__Your objective__:
Write out every line of the material exactly as it appears.

__Input records__:
########
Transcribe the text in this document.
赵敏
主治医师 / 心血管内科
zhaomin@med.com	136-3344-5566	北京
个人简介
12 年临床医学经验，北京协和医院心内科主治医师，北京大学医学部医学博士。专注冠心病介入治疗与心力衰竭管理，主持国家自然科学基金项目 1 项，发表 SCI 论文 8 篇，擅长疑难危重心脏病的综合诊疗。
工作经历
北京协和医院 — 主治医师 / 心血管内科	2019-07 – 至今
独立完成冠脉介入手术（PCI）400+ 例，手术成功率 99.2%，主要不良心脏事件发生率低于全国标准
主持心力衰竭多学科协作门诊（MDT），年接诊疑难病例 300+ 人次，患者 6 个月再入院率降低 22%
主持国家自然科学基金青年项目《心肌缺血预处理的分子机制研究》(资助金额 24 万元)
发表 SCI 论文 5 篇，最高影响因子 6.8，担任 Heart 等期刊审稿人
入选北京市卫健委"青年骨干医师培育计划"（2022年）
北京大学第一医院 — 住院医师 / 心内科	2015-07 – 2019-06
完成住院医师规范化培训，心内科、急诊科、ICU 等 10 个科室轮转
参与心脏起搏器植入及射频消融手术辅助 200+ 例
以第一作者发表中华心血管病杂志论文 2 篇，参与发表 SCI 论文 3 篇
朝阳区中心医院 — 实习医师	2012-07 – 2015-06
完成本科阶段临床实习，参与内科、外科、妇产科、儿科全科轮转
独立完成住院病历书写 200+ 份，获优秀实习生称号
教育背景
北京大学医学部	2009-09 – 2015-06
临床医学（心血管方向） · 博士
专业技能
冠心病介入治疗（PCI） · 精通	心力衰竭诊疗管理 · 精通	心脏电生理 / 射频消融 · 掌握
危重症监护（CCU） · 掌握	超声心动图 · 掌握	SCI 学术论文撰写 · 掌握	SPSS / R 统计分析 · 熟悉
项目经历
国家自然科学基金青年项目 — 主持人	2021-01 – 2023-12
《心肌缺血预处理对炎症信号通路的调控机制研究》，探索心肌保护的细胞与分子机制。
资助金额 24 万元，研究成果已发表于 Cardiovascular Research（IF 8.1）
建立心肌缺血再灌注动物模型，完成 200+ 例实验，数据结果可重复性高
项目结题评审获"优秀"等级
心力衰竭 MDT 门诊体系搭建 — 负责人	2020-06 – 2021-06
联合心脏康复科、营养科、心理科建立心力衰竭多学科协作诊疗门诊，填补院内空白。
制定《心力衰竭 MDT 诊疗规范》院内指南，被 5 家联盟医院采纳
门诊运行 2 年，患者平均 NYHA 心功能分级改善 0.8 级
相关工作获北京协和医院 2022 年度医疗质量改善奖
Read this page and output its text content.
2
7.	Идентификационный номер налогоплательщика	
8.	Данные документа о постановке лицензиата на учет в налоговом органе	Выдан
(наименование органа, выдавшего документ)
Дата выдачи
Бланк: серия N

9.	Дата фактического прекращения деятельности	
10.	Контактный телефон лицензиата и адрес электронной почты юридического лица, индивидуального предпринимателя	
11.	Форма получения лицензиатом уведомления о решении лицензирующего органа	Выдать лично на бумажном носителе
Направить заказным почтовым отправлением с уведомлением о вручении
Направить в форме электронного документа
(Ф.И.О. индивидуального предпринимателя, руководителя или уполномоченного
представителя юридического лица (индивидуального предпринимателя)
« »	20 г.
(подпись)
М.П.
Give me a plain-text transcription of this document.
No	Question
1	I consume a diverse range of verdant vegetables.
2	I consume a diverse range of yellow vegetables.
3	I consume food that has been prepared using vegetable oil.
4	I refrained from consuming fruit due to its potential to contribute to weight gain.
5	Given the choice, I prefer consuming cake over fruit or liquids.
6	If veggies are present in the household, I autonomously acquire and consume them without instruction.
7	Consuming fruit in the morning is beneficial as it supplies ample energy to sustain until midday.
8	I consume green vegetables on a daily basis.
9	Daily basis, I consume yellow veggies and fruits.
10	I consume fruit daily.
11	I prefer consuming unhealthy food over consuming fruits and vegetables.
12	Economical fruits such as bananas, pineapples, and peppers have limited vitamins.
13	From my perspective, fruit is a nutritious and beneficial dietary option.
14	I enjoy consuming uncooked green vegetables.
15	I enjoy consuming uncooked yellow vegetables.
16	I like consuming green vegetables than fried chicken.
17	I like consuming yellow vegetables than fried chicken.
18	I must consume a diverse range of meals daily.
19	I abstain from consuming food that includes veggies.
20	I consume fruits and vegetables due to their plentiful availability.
########
__Written solution__:
Transcribe the text in this document.
赵敏
主治医师 / 心血管内科
zhaomin@med.com	136-3344-5566	北京
个人简介
12 年临床医学经验，北京协和医院心内科主治医师，北京大学医学部医学博士。专注冠心病介入治疗与心力衰竭管理，主持国家自然科学基金项目 1 项，发表 SCI 论文 8 篇，擅长疑难危重心脏病的综合诊疗。
工作经历
北京协和医院 — 主治医师 / 心血管内科	2019-07 – 至今
独立完成冠脉介入手术（PCI）400+ 例，手术成功率 99.2%，主要不良心脏事件发生率低于全国标准
主持心力衰竭多学科协作门诊（MDT），年接诊疑难病例 300+ 人次，患者 6 个月再入院率降低 22%
主持国家自然科学基金青年项目《心肌缺血预处理的分子机制研究》(资助金额 24 万元)
发表 SCI 论文 5 篇，最高影响因子 6.8，担任 Heart 等期刊审稿人
入选北京市卫健委"青年骨干医师培育计划"（2022年）
北京大学第一医院 — 住院医师 / 心内科	2015-07 – 2019-06
完成住院医师规范化培训，心内科、急诊科、ICU 等 10 个科室轮转
参与心脏起搏器植入及射频消融手术辅助 200+ 例
以第一作者发表中华心血管病杂志论文 2 篇，参与发表 SCI 论文 3 篇
朝阳区中心医院 — 实习医师	2012-07 – 2015-06
完成本科阶段临床实习，参与内科、外科、妇产科、儿科全科轮转
独立完成住院病历书写 200+ 份，获优秀实习生称号
教育背景
北京大学医学部	2009-09 – 2015-06
临床医学（心血管方向） · 博士
专业技能
冠心病介入治疗（PCI） · 精通	心力衰竭诊疗管理 · 精通	心脏电生理 / 射频消融 · 掌握
危重症监护（CCU） · 掌握	超声心动图 · 掌握	SCI 学术论文撰写 · 掌握	SPSS / R 统计分析 · 熟悉
项目经历
国家自然科学基金青年项目 — 主持人	2021-01 – 2023-12
《心肌缺血预处理对炎症信号通路的调控机制研究》，探索心肌保护的细胞与分子机制。
资助金额 24 万元，研究成果已发表于 Cardiovascular Research（IF 8.1）
建立心肌缺血再灌注动物模型，完成 200+ 例实验，数据结果可重复性高
项目结题评审获"优秀"等级
心力衰竭 MDT 门诊体系搭建 — 负责人	2020-06 – 2021-06
联合心脏康复科、营养科、心理科建立心力衰竭多学科协作诊疗门诊，填补院内空白。
制定《心力衰竭 MDT 诊疗规范》院内指南，被 5 家联盟医院采纳
门诊运行 2 年，患者平均 NYHA 心功能分级改善 0.8 级
相关工作获北京协和医院 2022 年度医疗质量改善奖
Read this page and output its text content.
2
7.	Идентификационный номер налогоплательщика	
8.	Данные документа о постановке лицензиата на учет в налоговом органе	Выдан
(наименование органа, выдавшего документ)
Дата выдачи
Бланк: серия N

9.	Дата фактического прекращения деятельности	
10.	Контактный телефон лицензиата и адрес электронной почты юридического лица, индивидуального предпринимателя	
11.	Форма получения лицензиатом уведомления о решении лицензирующего органа	Выдать лично на бумажном носителе
Направить заказным почтовым отправлением с уведомлением о вручении
Направить в форме электронного документа
(Ф.И.О. индивидуального предпринимателя, руководителя или уполномоченного
представителя юридического лица (индивидуального предпринимателя)
« »	20 г.
(подпись)
М.П.
Give me a plain-text transcription of this document.
No	Question
1	I consume a diverse range of verdant vegetables.
2	I consume a diverse range of yellow vegetables.
3	I consume food that has been prepared using vegetable oil.
4	I refrained from consuming fruit due to its potential to contribute to weight gain.
5	Given the choice, I prefer consuming cake over fruit or liquids.
6	If veggies are present in the household, I autonomously acquire and consume them without instruction.
7	Consuming fruit in the morning is beneficial as it supplies ample energy to sustain until midday.
8	I consume green vegetables on a daily basis.
9	Daily basis, I consume yellow veggies and fruits.
10	I consume fruit daily.
11	I prefer consuming unhealthy food over consuming fruits and vegetables.
12	Economical fruits such as bananas, pineapples, and peppers have limited vitamins.
13	From my perspective, fruit is a nutritious and beneficial dietary option.
14	I enjoy consuming uncooked green vegetables.
15	I enjoy consuming uncooked yellow vegetables.
16	I like consuming green vegetables than fried chicken.
17	I like consuming yellow vegetables than fried chicken.
18	I must consume a diverse range of meals daily.
19	I abstain from consuming food that includes veggies.
20	I consume fruits and vegetables due to their plentiful availability.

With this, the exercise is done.